[Lines of data]
• • • • •

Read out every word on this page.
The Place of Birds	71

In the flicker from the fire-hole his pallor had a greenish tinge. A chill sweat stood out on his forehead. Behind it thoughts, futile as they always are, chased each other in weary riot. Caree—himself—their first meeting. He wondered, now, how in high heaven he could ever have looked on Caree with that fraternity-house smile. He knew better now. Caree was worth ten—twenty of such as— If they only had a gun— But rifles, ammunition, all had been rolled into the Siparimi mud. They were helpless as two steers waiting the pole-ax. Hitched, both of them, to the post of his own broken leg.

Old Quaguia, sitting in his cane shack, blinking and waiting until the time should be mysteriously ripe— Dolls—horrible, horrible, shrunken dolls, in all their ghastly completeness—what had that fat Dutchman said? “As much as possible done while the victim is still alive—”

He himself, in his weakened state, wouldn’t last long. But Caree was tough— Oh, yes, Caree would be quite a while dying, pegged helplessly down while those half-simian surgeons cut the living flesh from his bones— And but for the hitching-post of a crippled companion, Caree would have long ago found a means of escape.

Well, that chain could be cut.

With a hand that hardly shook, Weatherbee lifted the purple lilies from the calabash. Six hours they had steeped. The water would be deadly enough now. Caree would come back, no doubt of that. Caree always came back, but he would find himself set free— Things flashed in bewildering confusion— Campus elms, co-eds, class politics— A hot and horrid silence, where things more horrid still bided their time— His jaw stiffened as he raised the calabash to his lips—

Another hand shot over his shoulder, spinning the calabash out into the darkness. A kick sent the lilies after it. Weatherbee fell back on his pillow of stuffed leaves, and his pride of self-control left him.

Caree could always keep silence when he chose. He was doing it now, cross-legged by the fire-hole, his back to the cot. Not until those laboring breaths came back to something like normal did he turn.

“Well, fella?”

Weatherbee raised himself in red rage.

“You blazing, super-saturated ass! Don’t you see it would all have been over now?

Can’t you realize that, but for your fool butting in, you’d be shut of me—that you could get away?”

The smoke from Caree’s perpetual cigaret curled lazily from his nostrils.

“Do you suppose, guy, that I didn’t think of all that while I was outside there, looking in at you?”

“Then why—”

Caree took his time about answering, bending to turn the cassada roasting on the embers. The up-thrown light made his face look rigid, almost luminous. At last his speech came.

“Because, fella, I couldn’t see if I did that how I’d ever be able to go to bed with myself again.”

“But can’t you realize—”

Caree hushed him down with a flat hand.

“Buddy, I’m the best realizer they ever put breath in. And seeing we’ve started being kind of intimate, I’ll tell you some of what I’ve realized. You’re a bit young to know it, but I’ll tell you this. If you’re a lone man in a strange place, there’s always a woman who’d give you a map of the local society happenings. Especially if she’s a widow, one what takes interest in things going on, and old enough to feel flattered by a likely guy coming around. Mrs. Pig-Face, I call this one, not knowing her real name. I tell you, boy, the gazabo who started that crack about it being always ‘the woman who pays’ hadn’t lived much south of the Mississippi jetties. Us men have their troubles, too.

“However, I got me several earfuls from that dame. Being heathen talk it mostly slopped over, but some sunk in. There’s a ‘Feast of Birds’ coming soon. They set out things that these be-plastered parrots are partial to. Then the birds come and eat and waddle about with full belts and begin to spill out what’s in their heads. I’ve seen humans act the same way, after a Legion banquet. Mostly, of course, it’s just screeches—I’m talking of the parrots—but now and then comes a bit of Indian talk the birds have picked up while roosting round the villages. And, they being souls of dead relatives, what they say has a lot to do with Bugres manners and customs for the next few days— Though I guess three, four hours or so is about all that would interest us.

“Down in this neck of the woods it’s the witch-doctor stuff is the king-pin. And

• • • • •

#### [YOUR GOAL]
Generate an exact reproduction of all entries.

#### [FULL RESPONSE]
Read out every word on this page.
The Place of Birds	71

In the flicker from the fire-hole his pallor had a greenish tinge. A chill sweat stood out on his forehead. Behind it thoughts, futile as they always are, chased each other in weary riot. Caree—himself—their first meeting. He wondered, now, how in high heaven he could ever have looked on Caree with that fraternity-house smile. He knew better now. Caree was worth ten—twenty of such as— If they only had a gun— But rifles, ammunition, all had been rolled into the Siparimi mud. They were helpless as two steers waiting the pole-ax. Hitched, both of them, to the post of his own broken leg.

Old Quaguia, sitting in his cane shack, blinking and waiting until the time should be mysteriously ripe— Dolls—horrible, horrible, shrunken dolls, in all their ghastly completeness—what had that fat Dutchman said? “As much as possible done while the victim is still alive—”

He himself, in his weakened state, wouldn’t last long. But Caree was tough— Oh, yes, Caree would be quite a while dying, pegged helplessly down while those half-simian surgeons cut the living flesh from his bones— And but for the hitching-post of a crippled companion, Caree would have long ago found a means of escape.

Well, that chain could be cut.

With a hand that hardly shook, Weatherbee lifted the purple lilies from the calabash. Six hours they had steeped. The water would be deadly enough now. Caree would come back, no doubt of that. Caree always came back, but he would find himself set free— Things flashed in bewildering confusion— Campus elms, co-eds, class politics— A hot and horrid silence, where things more horrid still bided their time— His jaw stiffened as he raised the calabash to his lips—

Another hand shot over his shoulder, spinning the calabash out into the darkness. A kick sent the lilies after it. Weatherbee fell back on his pillow of stuffed leaves, and his pride of self-control left him.

Caree could always keep silence when he chose. He was doing it now, cross-legged by the fire-hole, his back to the cot. Not until those laboring breaths came back to something like normal did he turn.

“Well, fella?”

Weatherbee raised himself in red rage.

“You blazing, super-saturated ass! Don’t you see it would all have been over now?

Can’t you realize that, but for your fool butting in, you’d be shut of me—that you could get away?”

The smoke from Caree’s perpetual cigaret curled lazily from his nostrils.

“Do you suppose, guy, that I didn’t think of all that while I was outside there, looking in at you?”

“Then why—”

Caree took his time about answering, bending to turn the cassada roasting on the embers. The up-thrown light made his face look rigid, almost luminous. At last his speech came.

“Because, fella, I couldn’t see if I did that how I’d ever be able to go to bed with myself again.”

“But can’t you realize—”

Caree hushed him down with a flat hand.

“Buddy, I’m the best realizer they ever put breath in. And seeing we’ve started being kind of intimate, I’ll tell you some of what I’ve realized. You’re a bit young to know it, but I’ll tell you this. If you’re a lone man in a strange place, there’s always a woman who’d give you a map of the local society happenings. Especially if she’s a widow, one what takes interest in things going on, and old enough to feel flattered by a likely guy coming around. Mrs. Pig-Face, I call this one, not knowing her real name. I tell you, boy, the gazabo who started that crack about it being always ‘the woman who pays’ hadn’t lived much south of the Mississippi jetties. Us men have their troubles, too.

“However, I got me several earfuls from that dame. Being heathen talk it mostly slopped over, but some sunk in. There’s a ‘Feast of Birds’ coming soon. They set out things that these be-plastered parrots are partial to. Then the birds come and eat and waddle about with full belts and begin to spill out what’s in their heads. I’ve seen humans act the same way, after a Legion banquet. Mostly, of course, it’s just screeches—I’m talking of the parrots—but now and then comes a bit of Indian talk the birds have picked up while roosting round the villages. And, they being souls of dead relatives, what they say has a lot to do with Bugres manners and customs for the next few days— Though I guess three, four hours or so is about all that would interest us.

“Down in this neck of the woods it’s the witch-doctor stuff is the king-pin. And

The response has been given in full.